**Request:** Return all entries precisely as they stand, without the images.
↓
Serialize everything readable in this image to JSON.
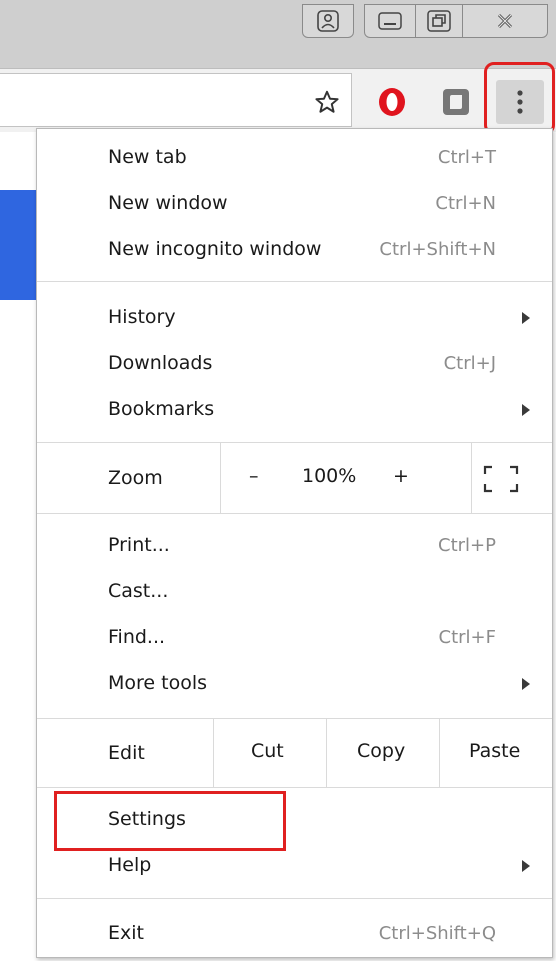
{
  "colors": {
    "highlight": "#e02020",
    "accent_blue": "#2f66e0"
  },
  "window_controls": {
    "profile_icon": "person-icon",
    "minimize_icon": "minimize-icon",
    "restore_icon": "restore-icon",
    "close_icon": "close-icon"
  },
  "toolbar": {
    "bookmark_icon": "star-icon",
    "extension_1_icon": "opera-o-icon",
    "extension_2_icon": "gray-square-icon",
    "menu_icon": "vertical-dots-icon"
  },
  "menu": {
    "section1": [
      {
        "label": "New tab",
        "shortcut": "Ctrl+T"
      },
      {
        "label": "New window",
        "shortcut": "Ctrl+N"
      },
      {
        "label": "New incognito window",
        "shortcut": "Ctrl+Shift+N"
      }
    ],
    "section2": [
      {
        "label": "History",
        "shortcut": ""
      },
      {
        "label": "Downloads",
        "shortcut": "Ctrl+J"
      },
      {
        "label": "Bookmarks",
        "shortcut": ""
      }
    ],
    "zoom": {
      "label": "Zoom",
      "minus": "–",
      "value": "100%",
      "plus": "+"
    },
    "section3": [
      {
        "label": "Print...",
        "shortcut": "Ctrl+P"
      },
      {
        "label": "Cast...",
        "shortcut": ""
      },
      {
        "label": "Find...",
        "shortcut": "Ctrl+F"
      },
      {
        "label": "More tools",
        "shortcut": ""
      }
    ],
    "edit": {
      "label": "Edit",
      "cut": "Cut",
      "copy": "Copy",
      "paste": "Paste"
    },
    "section4": [
      {
        "label": "Settings",
        "shortcut": ""
      },
      {
        "label": "Help",
        "shortcut": ""
      }
    ],
    "exit": {
      "label": "Exit",
      "shortcut": "Ctrl+Shift+Q"
    }
  }
}
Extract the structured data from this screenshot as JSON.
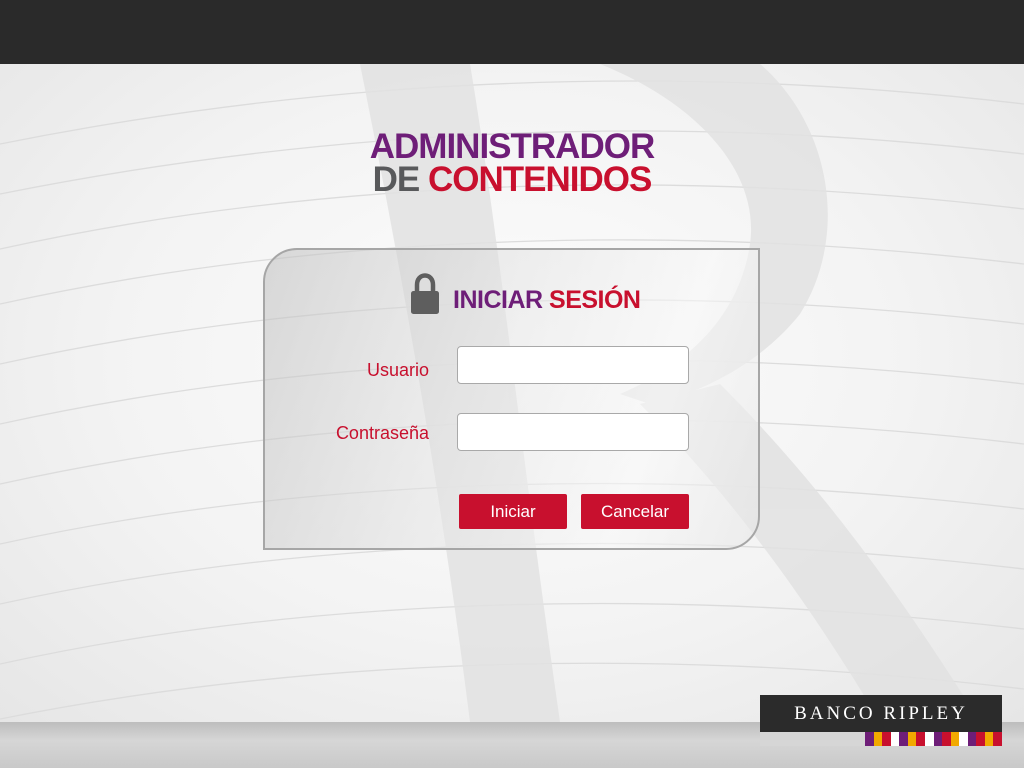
{
  "title": {
    "line1": "ADMINISTRADOR",
    "line2_part1": "DE",
    "line2_part2": "CONTENIDOS"
  },
  "login": {
    "title_part1": "INICIAR",
    "title_part2": "SESIÓN",
    "username_label": "Usuario",
    "username_value": "",
    "password_label": "Contraseña",
    "password_value": "",
    "submit_label": "Iniciar",
    "cancel_label": "Cancelar"
  },
  "brand": {
    "name": "BANCO RIPLEY",
    "stripe_colors": [
      "#6e1e78",
      "#f2a900",
      "#c8102e",
      "#ffffff",
      "#6e1e78",
      "#f2a900",
      "#c8102e",
      "#ffffff",
      "#6e1e78",
      "#c8102e",
      "#f2a900",
      "#ffffff",
      "#6e1e78",
      "#c8102e",
      "#f2a900",
      "#c8102e"
    ]
  },
  "colors": {
    "purple": "#6e1e78",
    "red": "#c8102e",
    "gray": "#58595b"
  },
  "icons": [
    "lock-icon"
  ]
}
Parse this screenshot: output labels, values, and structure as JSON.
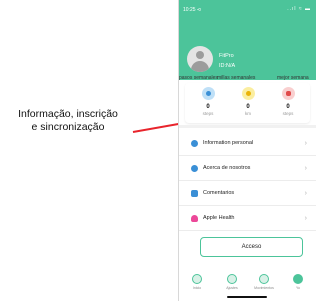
{
  "annotation": {
    "line1": "Informação, inscrição",
    "line2": "e sincronização",
    "line_color": "#e8242c"
  },
  "status_bar": {
    "time": "10:25 ⊲",
    "icons": "..ıl ≈ ▬"
  },
  "profile": {
    "name": "FitPro",
    "id": "ID:N/A"
  },
  "stats": {
    "labels": [
      "pasos semanales",
      "millas semanales",
      "mejor semana"
    ],
    "items": [
      {
        "value": "0",
        "unit": "steps",
        "icon": "footsteps-icon",
        "color": "#3a8fd6"
      },
      {
        "value": "0",
        "unit": "km",
        "icon": "distance-icon",
        "color": "#eab308"
      },
      {
        "value": "0",
        "unit": "steps",
        "icon": "calendar-icon",
        "color": "#e04a4a"
      }
    ]
  },
  "menu": [
    {
      "label": "Information personal",
      "icon": "person-icon",
      "color": "#3a8fd6"
    },
    {
      "label": "Acerca de nosotros",
      "icon": "info-icon",
      "color": "#3a8fd6"
    },
    {
      "label": "Comentarios",
      "icon": "feedback-icon",
      "color": "#3a8fd6"
    },
    {
      "label": "Apple Health",
      "icon": "heart-icon",
      "color": "#ec4899"
    }
  ],
  "accept_button": "Acceso",
  "tabs": [
    {
      "label": "Inicio",
      "icon": "home-icon"
    },
    {
      "label": "Ajustes",
      "icon": "settings-icon"
    },
    {
      "label": "Movimientos",
      "icon": "activity-icon"
    },
    {
      "label": "Yo",
      "icon": "profile-icon",
      "active": true
    }
  ],
  "colors": {
    "accent": "#4cc49a"
  }
}
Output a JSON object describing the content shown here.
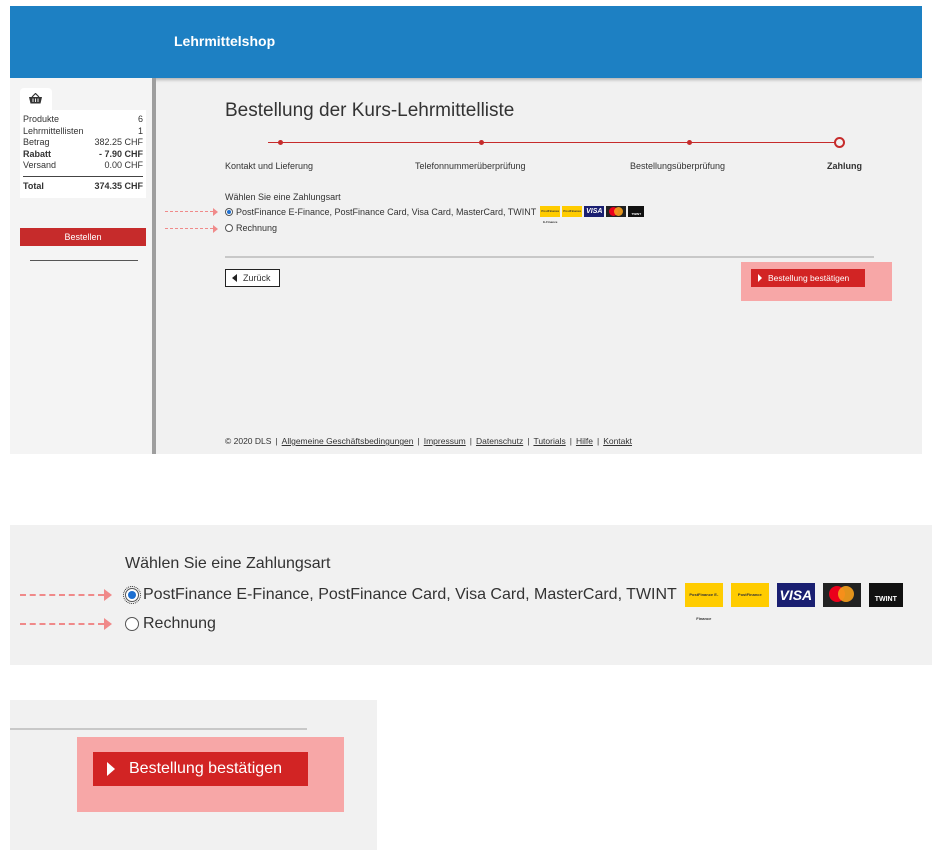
{
  "header": {
    "title": "Lehrmittelshop"
  },
  "sidebar": {
    "cart_icon": "basket-icon",
    "rows": [
      {
        "label": "Produkte",
        "value": "6",
        "bold": false
      },
      {
        "label": "Lehrmittellisten",
        "value": "1",
        "bold": false
      },
      {
        "label": "Betrag",
        "value": "382.25 CHF",
        "bold": false
      },
      {
        "label": "Rabatt",
        "value": "- 7.90 CHF",
        "bold": true
      },
      {
        "label": "Versand",
        "value": "0.00 CHF",
        "bold": false
      }
    ],
    "total_label": "Total",
    "total_value": "374.35 CHF",
    "order_button": "Bestellen"
  },
  "main": {
    "title": "Bestellung der Kurs-Lehrmittelliste",
    "steps": [
      {
        "label": "Kontakt und Lieferung"
      },
      {
        "label": "Telefonnummerüberprüfung"
      },
      {
        "label": "Bestellungsüberprüfung"
      },
      {
        "label": "Zahlung",
        "active": true
      }
    ],
    "payment": {
      "heading": "Wählen Sie eine Zahlungsart",
      "options": [
        {
          "label": "PostFinance E-Finance, PostFinance Card, Visa Card, MasterCard, TWINT",
          "checked": true
        },
        {
          "label": "Rechnung",
          "checked": false
        }
      ],
      "logos": {
        "postfinance_efinance": "PostFinance E-Finance",
        "postfinance_card": "PostFinance",
        "visa": "VISA",
        "mastercard": "mastercard",
        "twint": "TWINT"
      }
    },
    "back_button": "Zurück",
    "confirm_button": "Bestellung bestätigen"
  },
  "footer": {
    "copyright": "© 2020 DLS",
    "links": [
      "Allgemeine Geschäftsbedingungen",
      "Impressum",
      "Datenschutz",
      "Tutorials",
      "Hilfe",
      "Kontakt"
    ]
  },
  "colors": {
    "header_blue": "#1d80c3",
    "accent_red": "#c62b2b",
    "highlight_pink": "#f7a7a7",
    "annotation_arrow": "#f08a8a",
    "radio_blue": "#1d6fd1"
  }
}
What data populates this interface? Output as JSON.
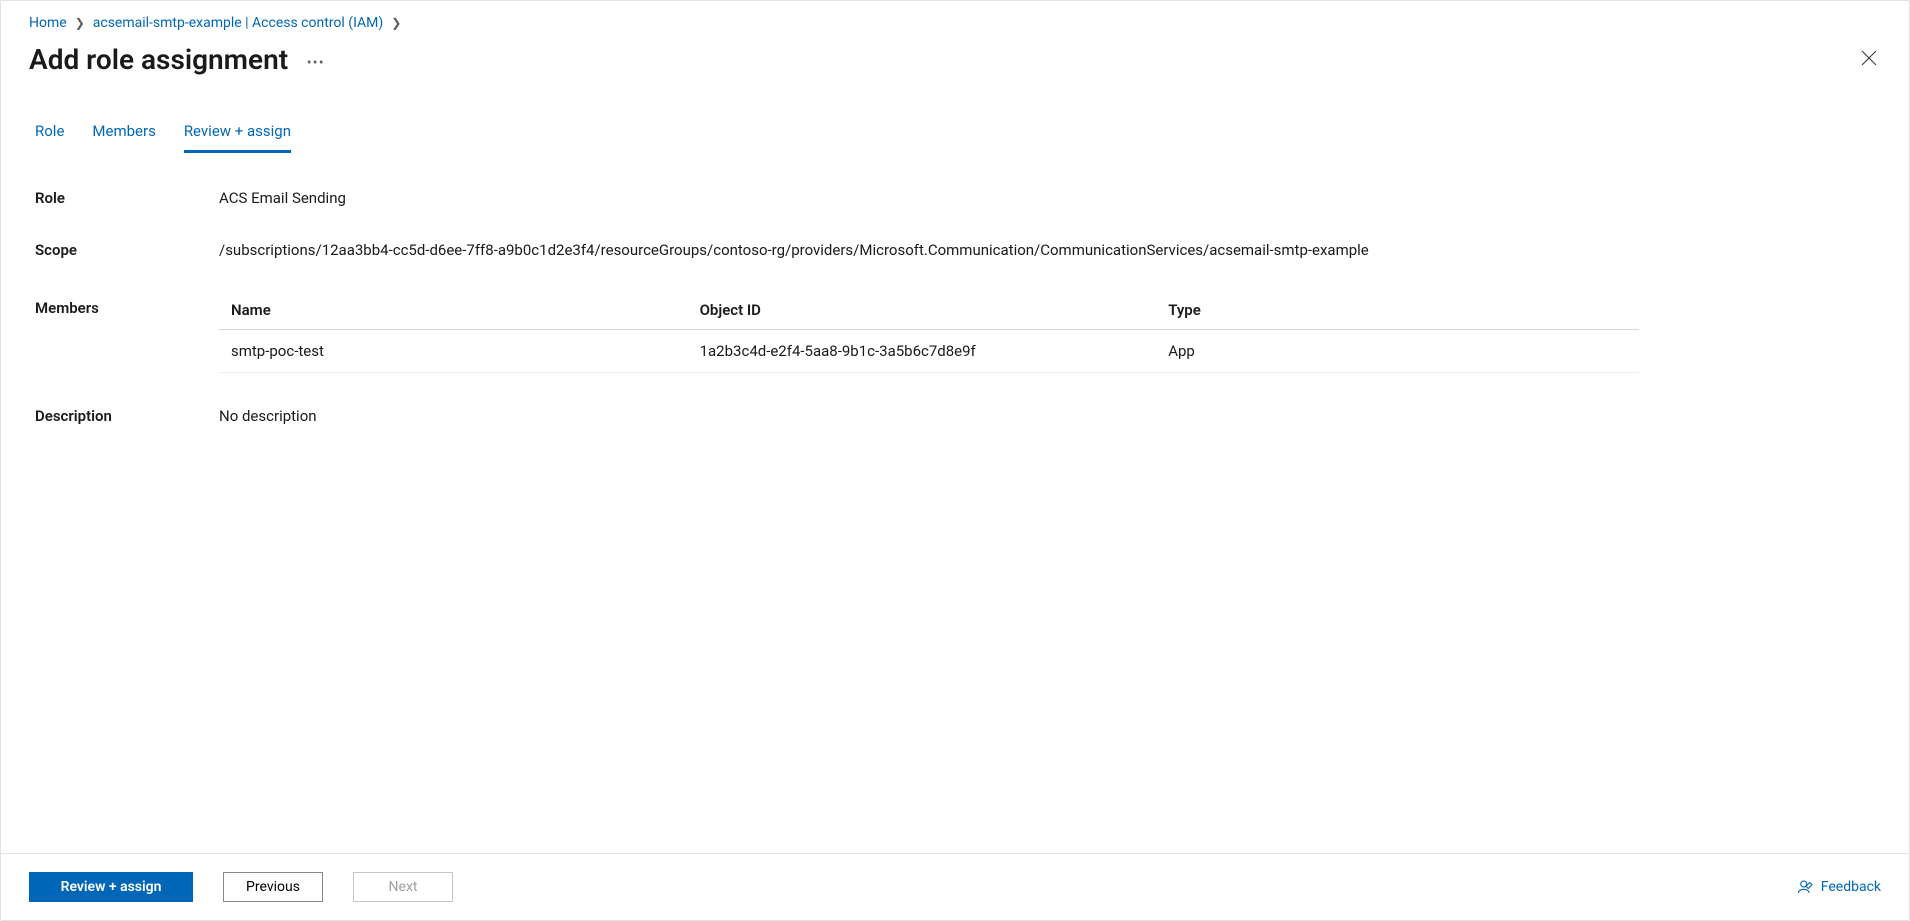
{
  "breadcrumb": {
    "home": "Home",
    "resource": "acsemail-smtp-example | Access control (IAM)"
  },
  "header": {
    "title": "Add role assignment"
  },
  "tabs": {
    "role": "Role",
    "members": "Members",
    "review": "Review + assign"
  },
  "fields": {
    "role_label": "Role",
    "role_value": "ACS Email Sending",
    "scope_label": "Scope",
    "scope_value": "/subscriptions/12aa3bb4-cc5d-d6ee-7ff8-a9b0c1d2e3f4/resourceGroups/contoso-rg/providers/Microsoft.Communication/CommunicationServices/acsemail-smtp-example",
    "members_label": "Members",
    "description_label": "Description",
    "description_value": "No description"
  },
  "members_table": {
    "headers": {
      "name": "Name",
      "object_id": "Object ID",
      "type": "Type"
    },
    "rows": [
      {
        "name": "smtp-poc-test",
        "object_id": "1a2b3c4d-e2f4-5aa8-9b1c-3a5b6c7d8e9f",
        "type": "App"
      }
    ]
  },
  "footer": {
    "review_assign": "Review + assign",
    "previous": "Previous",
    "next": "Next",
    "feedback": "Feedback"
  }
}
↑
**Output for this task:**
Serialize everything readable in this image to JSON.
{
  "colors": {
    "highlight": "#e02020",
    "accent_blue": "#2f66e0"
  },
  "window_controls": {
    "profile_icon": "person-icon",
    "minimize_icon": "minimize-icon",
    "restore_icon": "restore-icon",
    "close_icon": "close-icon"
  },
  "toolbar": {
    "bookmark_icon": "star-icon",
    "extension_1_icon": "opera-o-icon",
    "extension_2_icon": "gray-square-icon",
    "menu_icon": "vertical-dots-icon"
  },
  "menu": {
    "section1": [
      {
        "label": "New tab",
        "shortcut": "Ctrl+T"
      },
      {
        "label": "New window",
        "shortcut": "Ctrl+N"
      },
      {
        "label": "New incognito window",
        "shortcut": "Ctrl+Shift+N"
      }
    ],
    "section2": [
      {
        "label": "History",
        "shortcut": ""
      },
      {
        "label": "Downloads",
        "shortcut": "Ctrl+J"
      },
      {
        "label": "Bookmarks",
        "shortcut": ""
      }
    ],
    "zoom": {
      "label": "Zoom",
      "minus": "–",
      "value": "100%",
      "plus": "+"
    },
    "section3": [
      {
        "label": "Print...",
        "shortcut": "Ctrl+P"
      },
      {
        "label": "Cast...",
        "shortcut": ""
      },
      {
        "label": "Find...",
        "shortcut": "Ctrl+F"
      },
      {
        "label": "More tools",
        "shortcut": ""
      }
    ],
    "edit": {
      "label": "Edit",
      "cut": "Cut",
      "copy": "Copy",
      "paste": "Paste"
    },
    "section4": [
      {
        "label": "Settings",
        "shortcut": ""
      },
      {
        "label": "Help",
        "shortcut": ""
      }
    ],
    "exit": {
      "label": "Exit",
      "shortcut": "Ctrl+Shift+Q"
    }
  }
}
Extract the structured data from this screenshot as JSON.
{
  "title": {
    "line1": "ADMINISTRADOR",
    "line2_part1": "DE",
    "line2_part2": "CONTENIDOS"
  },
  "login": {
    "title_part1": "INICIAR",
    "title_part2": "SESIÓN",
    "username_label": "Usuario",
    "username_value": "",
    "password_label": "Contraseña",
    "password_value": "",
    "submit_label": "Iniciar",
    "cancel_label": "Cancelar"
  },
  "brand": {
    "name": "BANCO RIPLEY",
    "stripe_colors": [
      "#6e1e78",
      "#f2a900",
      "#c8102e",
      "#ffffff",
      "#6e1e78",
      "#f2a900",
      "#c8102e",
      "#ffffff",
      "#6e1e78",
      "#c8102e",
      "#f2a900",
      "#ffffff",
      "#6e1e78",
      "#c8102e",
      "#f2a900",
      "#c8102e"
    ]
  },
  "colors": {
    "purple": "#6e1e78",
    "red": "#c8102e",
    "gray": "#58595b"
  },
  "icons": [
    "lock-icon"
  ]
}
Parse this screenshot: output labels, values, and structure as JSON.
{
  "annotation": {
    "line1": "Informação, inscrição",
    "line2": "e sincronização",
    "line_color": "#e8242c"
  },
  "status_bar": {
    "time": "10:25 ⊲",
    "icons": "..ıl ≈ ▬"
  },
  "profile": {
    "name": "FitPro",
    "id": "ID:N/A"
  },
  "stats": {
    "labels": [
      "pasos semanales",
      "millas semanales",
      "mejor semana"
    ],
    "items": [
      {
        "value": "0",
        "unit": "steps",
        "icon": "footsteps-icon",
        "color": "#3a8fd6"
      },
      {
        "value": "0",
        "unit": "km",
        "icon": "distance-icon",
        "color": "#eab308"
      },
      {
        "value": "0",
        "unit": "steps",
        "icon": "calendar-icon",
        "color": "#e04a4a"
      }
    ]
  },
  "menu": [
    {
      "label": "Information personal",
      "icon": "person-icon",
      "color": "#3a8fd6"
    },
    {
      "label": "Acerca de nosotros",
      "icon": "info-icon",
      "color": "#3a8fd6"
    },
    {
      "label": "Comentarios",
      "icon": "feedback-icon",
      "color": "#3a8fd6"
    },
    {
      "label": "Apple Health",
      "icon": "heart-icon",
      "color": "#ec4899"
    }
  ],
  "accept_button": "Acceso",
  "tabs": [
    {
      "label": "Inicio",
      "icon": "home-icon"
    },
    {
      "label": "Ajustes",
      "icon": "settings-icon"
    },
    {
      "label": "Movimientos",
      "icon": "activity-icon"
    },
    {
      "label": "Yo",
      "icon": "profile-icon",
      "active": true
    }
  ],
  "colors": {
    "accent": "#4cc49a"
  }
}
Output a JSON object describing the content shown here.
{
  "header": {
    "title": "Lehrmittelshop"
  },
  "sidebar": {
    "cart_icon": "basket-icon",
    "rows": [
      {
        "label": "Produkte",
        "value": "6",
        "bold": false
      },
      {
        "label": "Lehrmittellisten",
        "value": "1",
        "bold": false
      },
      {
        "label": "Betrag",
        "value": "382.25 CHF",
        "bold": false
      },
      {
        "label": "Rabatt",
        "value": "- 7.90 CHF",
        "bold": true
      },
      {
        "label": "Versand",
        "value": "0.00 CHF",
        "bold": false
      }
    ],
    "total_label": "Total",
    "total_value": "374.35 CHF",
    "order_button": "Bestellen"
  },
  "main": {
    "title": "Bestellung der Kurs-Lehrmittelliste",
    "steps": [
      {
        "label": "Kontakt und Lieferung"
      },
      {
        "label": "Telefonnummerüberprüfung"
      },
      {
        "label": "Bestellungsüberprüfung"
      },
      {
        "label": "Zahlung",
        "active": true
      }
    ],
    "payment": {
      "heading": "Wählen Sie eine Zahlungsart",
      "options": [
        {
          "label": "PostFinance E-Finance, PostFinance Card, Visa Card, MasterCard, TWINT",
          "checked": true
        },
        {
          "label": "Rechnung",
          "checked": false
        }
      ],
      "logos": {
        "postfinance_efinance": "PostFinance E-Finance",
        "postfinance_card": "PostFinance",
        "visa": "VISA",
        "mastercard": "mastercard",
        "twint": "TWINT"
      }
    },
    "back_button": "Zurück",
    "confirm_button": "Bestellung bestätigen"
  },
  "footer": {
    "copyright": "© 2020 DLS",
    "links": [
      "Allgemeine Geschäftsbedingungen",
      "Impressum",
      "Datenschutz",
      "Tutorials",
      "Hilfe",
      "Kontakt"
    ]
  },
  "colors": {
    "header_blue": "#1d80c3",
    "accent_red": "#c62b2b",
    "highlight_pink": "#f7a7a7",
    "annotation_arrow": "#f08a8a",
    "radio_blue": "#1d6fd1"
  }
}
What data populates this interface? Output as JSON.
{
  "breadcrumb": {
    "home": "Home",
    "resource": "acsemail-smtp-example | Access control (IAM)"
  },
  "header": {
    "title": "Add role assignment"
  },
  "tabs": {
    "role": "Role",
    "members": "Members",
    "review": "Review + assign"
  },
  "fields": {
    "role_label": "Role",
    "role_value": "ACS Email Sending",
    "scope_label": "Scope",
    "scope_value": "/subscriptions/12aa3bb4-cc5d-d6ee-7ff8-a9b0c1d2e3f4/resourceGroups/contoso-rg/providers/Microsoft.Communication/CommunicationServices/acsemail-smtp-example",
    "members_label": "Members",
    "description_label": "Description",
    "description_value": "No description"
  },
  "members_table": {
    "headers": {
      "name": "Name",
      "object_id": "Object ID",
      "type": "Type"
    },
    "rows": [
      {
        "name": "smtp-poc-test",
        "object_id": "1a2b3c4d-e2f4-5aa8-9b1c-3a5b6c7d8e9f",
        "type": "App"
      }
    ]
  },
  "footer": {
    "review_assign": "Review + assign",
    "previous": "Previous",
    "next": "Next",
    "feedback": "Feedback"
  }
}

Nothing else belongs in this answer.